__Task__
Find the string "Participación" in the data, then copy every line where it is found.

__Recorded data__

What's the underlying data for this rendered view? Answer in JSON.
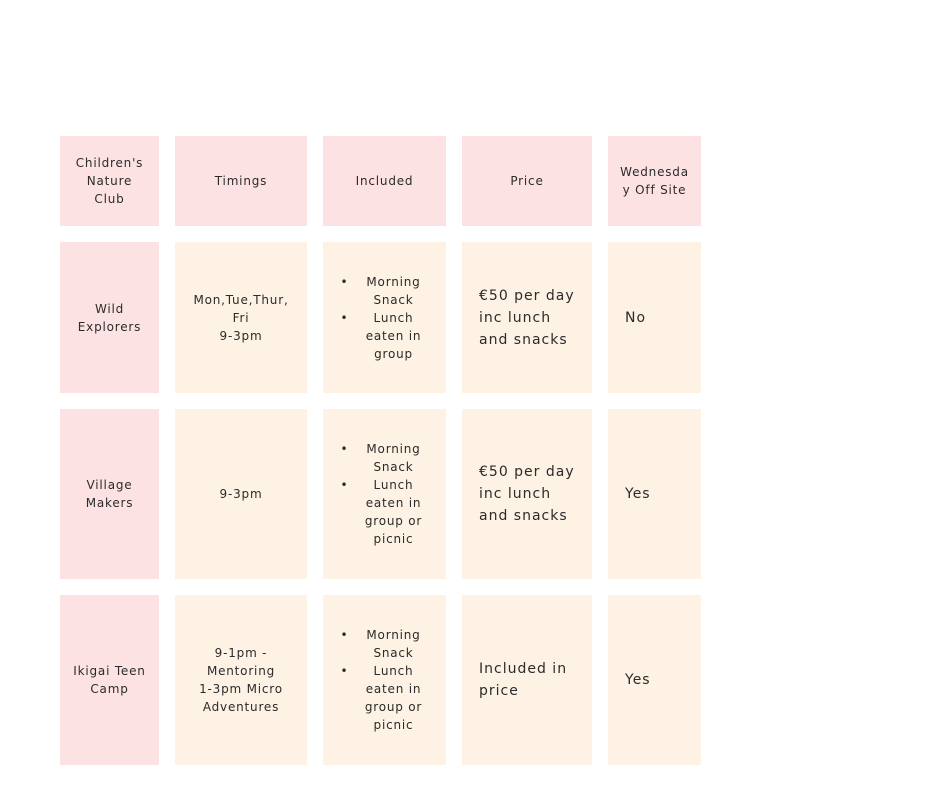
{
  "table": {
    "headers": [
      "Children's Nature Club",
      "Timings",
      "Included",
      "Price",
      "Wednesday Off Site"
    ],
    "rows": [
      {
        "club": "Wild Explorers",
        "timings": "Mon,Tue,Thur,\nFri\n9-3pm",
        "included": [
          "Morning Snack",
          "Lunch eaten in group"
        ],
        "price": "€50 per day inc lunch and snacks",
        "wednesday": "No"
      },
      {
        "club": "Village Makers",
        "timings": "9-3pm",
        "included": [
          "Morning Snack",
          "Lunch eaten in group or picnic"
        ],
        "price": "€50 per day inc lunch and snacks",
        "wednesday": "Yes"
      },
      {
        "club": "Ikigai Teen Camp",
        "timings": "9-1pm -\nMentoring\n1-3pm Micro\nAdventures",
        "included": [
          "Morning Snack",
          "Lunch eaten in group or picnic"
        ],
        "price": "Included in price",
        "wednesday": "Yes"
      }
    ]
  },
  "colors": {
    "header_and_name_cells": "#fde2e4",
    "body_cells": "#fdf2e4"
  }
}
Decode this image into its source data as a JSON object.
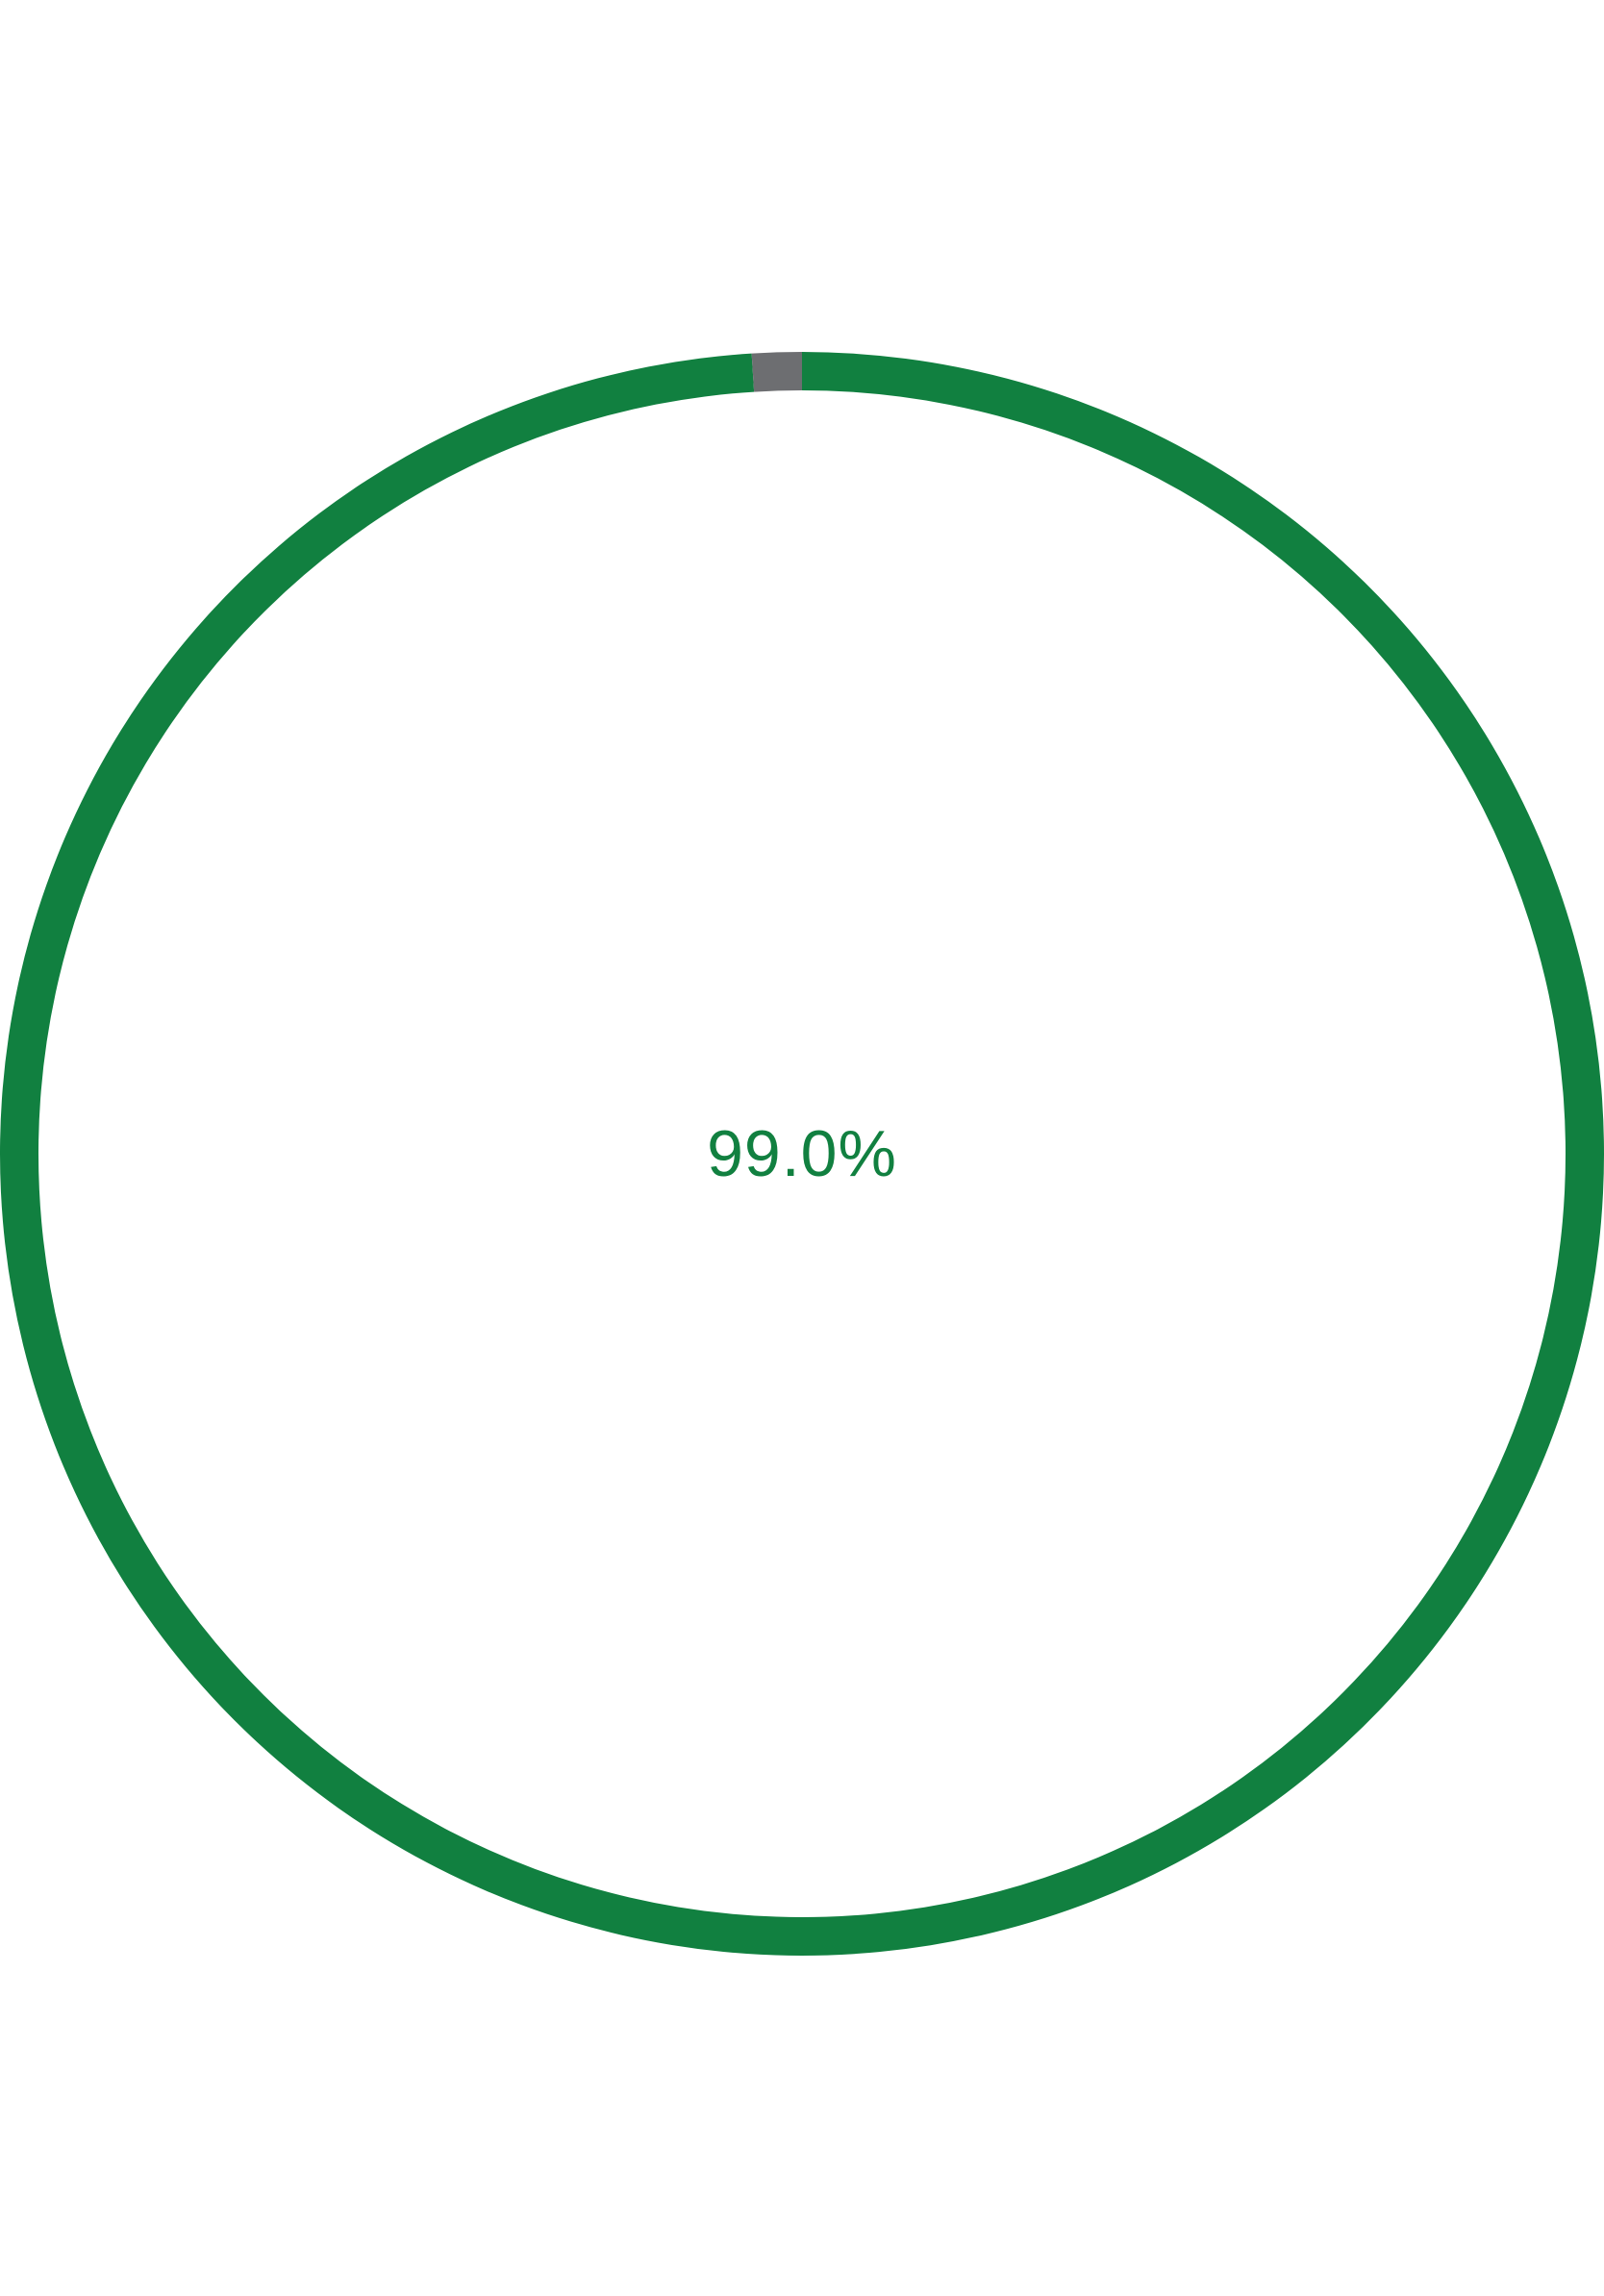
{
  "chart_data": {
    "type": "pie",
    "variant": "donut-ring",
    "slices": [
      {
        "value": 99.0,
        "color": "#118040"
      },
      {
        "value": 1.0,
        "color": "#6d6e71"
      }
    ],
    "center_label": "99.0%",
    "center_label_color": "#118040"
  }
}
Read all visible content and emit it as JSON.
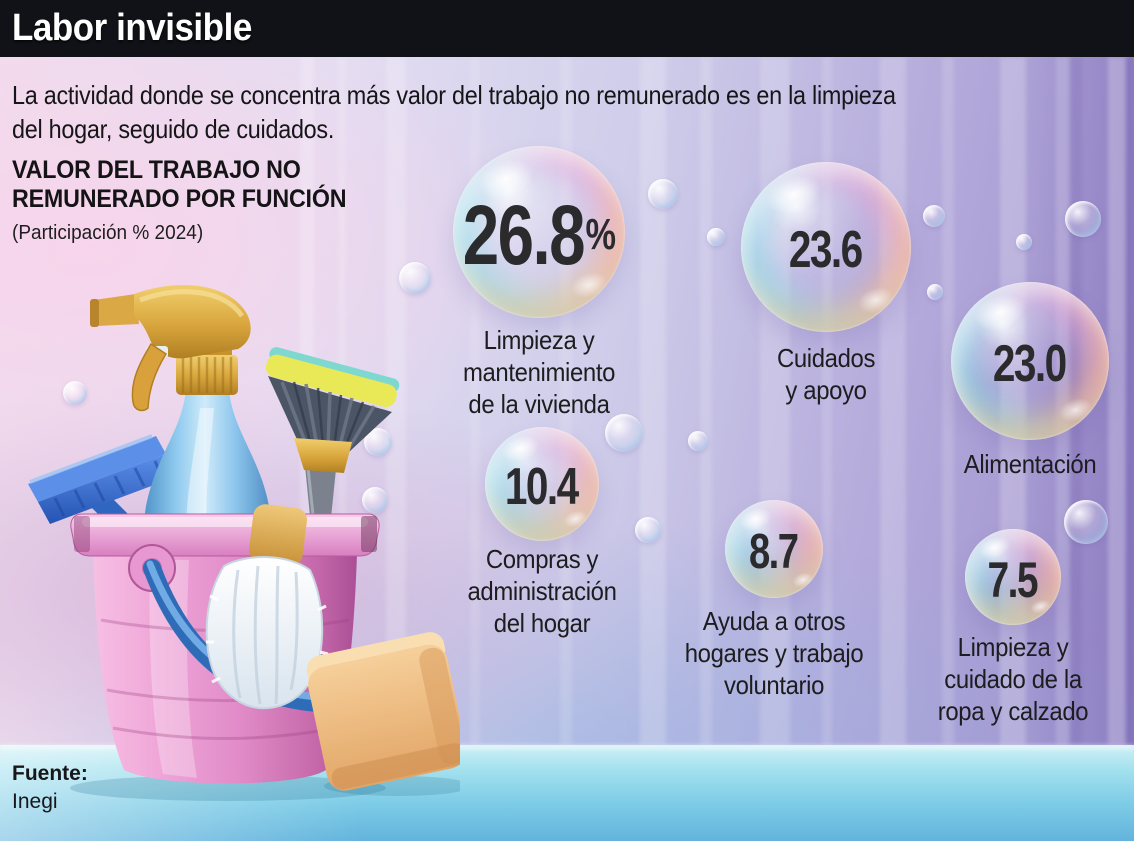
{
  "header": {
    "title": "Labor invisible"
  },
  "intro": "La actividad donde se concentra más valor del trabajo no remunerado es en la limpieza\ndel hogar, seguido de cuidados.",
  "section": {
    "heading": "VALOR DEL TRABAJO NO\nREMUNERADO POR FUNCIÓN",
    "subheading": "(Participación % 2024)"
  },
  "bubbles": [
    {
      "value": "26.8",
      "suffix": "%",
      "label": "Limpieza y\nmantenimiento\nde la vivienda"
    },
    {
      "value": "23.6",
      "suffix": "",
      "label": "Cuidados\ny apoyo"
    },
    {
      "value": "23.0",
      "suffix": "",
      "label": "Alimentación"
    },
    {
      "value": "10.4",
      "suffix": "",
      "label": "Compras y\nadministración\ndel hogar"
    },
    {
      "value": "8.7",
      "suffix": "",
      "label": "Ayuda a otros\nhogares y trabajo\nvoluntario"
    },
    {
      "value": "7.5",
      "suffix": "",
      "label": "Limpieza y\ncuidado de la\nropa y calzado"
    }
  ],
  "source": {
    "label": "Fuente:",
    "name": "Inegi"
  },
  "illustration": {
    "description": "Pink bucket with blue spray bottle, blue scrub brush, round brush, white duster and sponge"
  },
  "colors": {
    "header_bg": "#111217",
    "text": "#1d1d1f",
    "wall_pink": "#f0dded",
    "wall_purple": "#9a8cca",
    "floor_teal": "#7ccbe6",
    "bucket_pink": "#e18cc8",
    "accent_gold": "#d8a53c",
    "bottle_blue": "#8ec9ee"
  },
  "chart_data": {
    "type": "pie",
    "variant": "bubble-infographic",
    "title": "VALOR DEL TRABAJO NO REMUNERADO POR FUNCIÓN",
    "subtitle": "(Participación % 2024)",
    "unit": "%",
    "categories": [
      "Limpieza y mantenimiento de la vivienda",
      "Cuidados y apoyo",
      "Alimentación",
      "Compras y administración del hogar",
      "Ayuda a otros hogares y trabajo voluntario",
      "Limpieza y cuidado de la ropa y calzado"
    ],
    "values": [
      26.8,
      23.6,
      23.0,
      10.4,
      8.7,
      7.5
    ],
    "source": "Inegi"
  }
}
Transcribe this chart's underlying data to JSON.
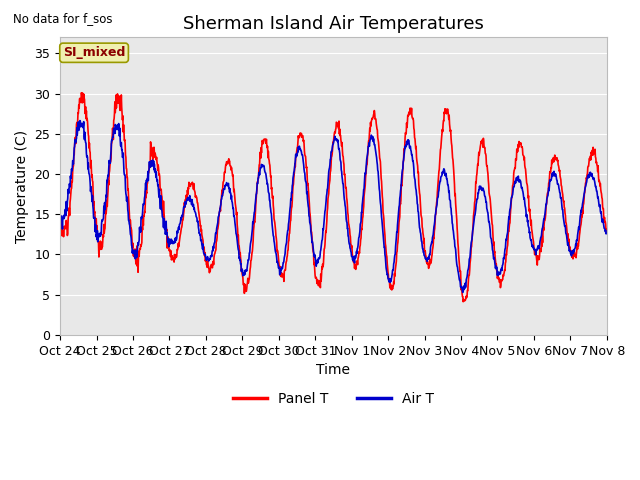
{
  "title": "Sherman Island Air Temperatures",
  "subtitle": "No data for f_sos",
  "ylabel": "Temperature (C)",
  "xlabel": "Time",
  "ylim": [
    0,
    37
  ],
  "yticks": [
    0,
    5,
    10,
    15,
    20,
    25,
    30,
    35
  ],
  "xtick_labels": [
    "Oct 24",
    "Oct 25",
    "Oct 26",
    "Oct 27",
    "Oct 28",
    "Oct 29",
    "Oct 30",
    "Oct 31",
    "Nov 1",
    "Nov 2",
    "Nov 3",
    "Nov 4",
    "Nov 5",
    "Nov 6",
    "Nov 7",
    "Nov 8"
  ],
  "legend_label_box": "SI_mixed",
  "legend_panel": "Panel T",
  "legend_air": "Air T",
  "panel_color": "#ff0000",
  "air_color": "#0000cc",
  "bg_color": "#e8e8e8",
  "title_fontsize": 13,
  "axis_fontsize": 10,
  "tick_fontsize": 9,
  "line_width": 1.2,
  "panel_peaks": [
    28.5,
    30.8,
    28.5,
    19.0,
    18.8,
    23.5,
    25.0,
    25.0,
    27.0,
    27.5,
    28.0,
    28.0,
    21.0,
    25.5,
    20.0,
    24.5
  ],
  "panel_troughs": [
    12.5,
    11.0,
    9.0,
    9.5,
    8.5,
    5.5,
    7.5,
    6.0,
    9.0,
    5.5,
    9.0,
    4.0,
    6.0,
    9.5,
    9.5,
    11.5
  ],
  "air_peaks": [
    25.5,
    27.0,
    25.5,
    17.5,
    16.5,
    20.5,
    21.5,
    24.5,
    24.5,
    24.8,
    23.5,
    17.5,
    19.0,
    20.0,
    20.0,
    20.0
  ],
  "air_troughs": [
    14.5,
    12.5,
    10.0,
    11.5,
    9.5,
    7.5,
    8.0,
    9.0,
    9.5,
    6.5,
    9.5,
    5.5,
    7.5,
    10.5,
    10.0,
    12.5
  ]
}
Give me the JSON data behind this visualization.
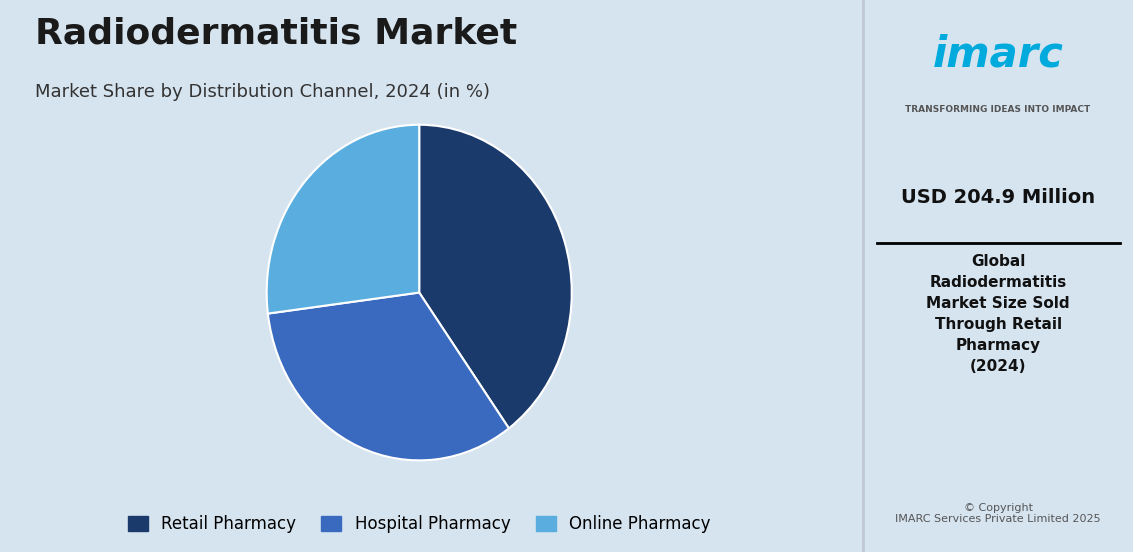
{
  "title": "Radiodermatitis Market",
  "subtitle": "Market Share by Distribution Channel, 2024 (in %)",
  "slices": [
    {
      "label": "Retail Pharmacy",
      "value": 40.0,
      "color": "#1a3a6b"
    },
    {
      "label": "Hospital Pharmacy",
      "value": 33.0,
      "color": "#3a6abf"
    },
    {
      "label": "Online Pharmacy",
      "value": 27.0,
      "color": "#5aaedf"
    }
  ],
  "start_angle": 90,
  "bg_color_left": "#d6e4f0",
  "bg_color_right": "#ffffff",
  "title_fontsize": 26,
  "subtitle_fontsize": 13,
  "legend_fontsize": 12,
  "right_value": "USD 204.9 Million",
  "right_label": "Global\nRadiodermatitis\nMarket Size Sold\nThrough Retail\nPharmacy\n(2024)",
  "copyright": "© Copyright\nIMARC Services Private Limited 2025",
  "imarc_tagline": "TRANSFORMING IDEAS INTO IMPACT",
  "divider_color": "#000000"
}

__Answer to the task__
    "subheading": "(Participación % 2024)"
    "subtitle": "(Participación % 2024)",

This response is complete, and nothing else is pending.